Exercise details: What follows are records. Restate all of them word for word.

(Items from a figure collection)

* * * * *

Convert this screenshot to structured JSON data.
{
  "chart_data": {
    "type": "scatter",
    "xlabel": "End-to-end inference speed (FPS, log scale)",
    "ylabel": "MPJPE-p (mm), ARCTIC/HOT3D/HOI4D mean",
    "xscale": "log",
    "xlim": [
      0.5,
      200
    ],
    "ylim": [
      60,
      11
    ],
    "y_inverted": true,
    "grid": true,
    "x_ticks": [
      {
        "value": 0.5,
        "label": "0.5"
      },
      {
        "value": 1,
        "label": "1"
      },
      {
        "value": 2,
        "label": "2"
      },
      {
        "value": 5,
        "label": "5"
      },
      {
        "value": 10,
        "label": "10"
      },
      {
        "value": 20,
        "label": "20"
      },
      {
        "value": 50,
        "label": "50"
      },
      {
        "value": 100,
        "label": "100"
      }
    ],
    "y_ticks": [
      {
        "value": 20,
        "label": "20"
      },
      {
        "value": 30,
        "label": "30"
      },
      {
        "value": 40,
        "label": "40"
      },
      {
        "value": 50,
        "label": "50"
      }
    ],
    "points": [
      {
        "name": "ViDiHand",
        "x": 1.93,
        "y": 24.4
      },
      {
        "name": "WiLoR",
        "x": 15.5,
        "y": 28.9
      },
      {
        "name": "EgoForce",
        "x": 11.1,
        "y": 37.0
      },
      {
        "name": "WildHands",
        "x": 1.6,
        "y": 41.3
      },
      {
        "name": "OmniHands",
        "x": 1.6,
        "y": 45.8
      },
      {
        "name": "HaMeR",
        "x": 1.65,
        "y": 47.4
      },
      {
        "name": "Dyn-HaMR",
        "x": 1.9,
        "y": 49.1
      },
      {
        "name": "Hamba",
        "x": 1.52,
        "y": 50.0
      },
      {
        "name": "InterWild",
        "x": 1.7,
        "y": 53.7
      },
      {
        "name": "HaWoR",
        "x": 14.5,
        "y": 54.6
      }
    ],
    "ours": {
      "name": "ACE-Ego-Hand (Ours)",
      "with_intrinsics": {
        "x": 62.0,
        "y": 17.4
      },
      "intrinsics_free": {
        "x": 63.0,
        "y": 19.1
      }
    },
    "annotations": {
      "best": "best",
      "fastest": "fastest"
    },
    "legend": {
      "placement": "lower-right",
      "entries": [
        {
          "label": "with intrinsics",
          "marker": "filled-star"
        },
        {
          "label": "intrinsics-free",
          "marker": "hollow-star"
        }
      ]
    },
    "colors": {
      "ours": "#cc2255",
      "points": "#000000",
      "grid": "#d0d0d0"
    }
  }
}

* * * * *

Task answer:
Convert this screenshot to structured JSON data.
{
  "chart_data": {
    "type": "scatter",
    "xlabel": "End-to-end inference speed (FPS, log scale)",
    "ylabel": "MPJPE-p (mm), ARCTIC/HOT3D/HOI4D mean",
    "xscale": "log",
    "xlim": [
      0.5,
      200
    ],
    "ylim": [
      60,
      11
    ],
    "y_inverted": true,
    "grid": true,
    "x_ticks": [
      {
        "value": 0.5,
        "label": "0.5"
      },
      {
        "value": 1,
        "label": "1"
      },
      {
        "value": 2,
        "label": "2"
      },
      {
        "value": 5,
        "label": "5"
      },
      {
        "value": 10,
        "label": "10"
      },
      {
        "value": 20,
        "label": "20"
      },
      {
        "value": 50,
        "label": "50"
      },
      {
        "value": 100,
        "label": "100"
      }
    ],
    "y_ticks": [
      {
        "value": 20,
        "label": "20"
      },
      {
        "value": 30,
        "label": "30"
      },
      {
        "value": 40,
        "label": "40"
      },
      {
        "value": 50,
        "label": "50"
      }
    ],
    "points": [
      {
        "name": "ViDiHand",
        "x": 1.93,
        "y": 24.4
      },
      {
        "name": "WiLoR",
        "x": 15.5,
        "y": 28.9
      },
      {
        "name": "EgoForce",
        "x": 11.1,
        "y": 37.0
      },
      {
        "name": "WildHands",
        "x": 1.6,
        "y": 41.3
      },
      {
        "name": "OmniHands",
        "x": 1.6,
        "y": 45.8
      },
      {
        "name": "HaMeR",
        "x": 1.65,
        "y": 47.4
      },
      {
        "name": "Dyn-HaMR",
        "x": 1.9,
        "y": 49.1
      },
      {
        "name": "Hamba",
        "x": 1.52,
        "y": 50.0
      },
      {
        "name": "InterWild",
        "x": 1.7,
        "y": 53.7
      },
      {
        "name": "HaWoR",
        "x": 14.5,
        "y": 54.6
      }
    ],
    "ours": {
      "name": "ACE-Ego-Hand (Ours)",
      "with_intrinsics": {
        "x": 62.0,
        "y": 17.4
      },
      "intrinsics_free": {
        "x": 63.0,
        "y": 19.1
      }
    },
    "annotations": {
      "best": "best",
      "fastest": "fastest"
    },
    "legend": {
      "placement": "lower-right",
      "entries": [
        {
          "label": "with intrinsics",
          "marker": "filled-star"
        },
        {
          "label": "intrinsics-free",
          "marker": "hollow-star"
        }
      ]
    },
    "colors": {
      "ours": "#cc2255",
      "points": "#000000",
      "grid": "#d0d0d0"
    }
  }
}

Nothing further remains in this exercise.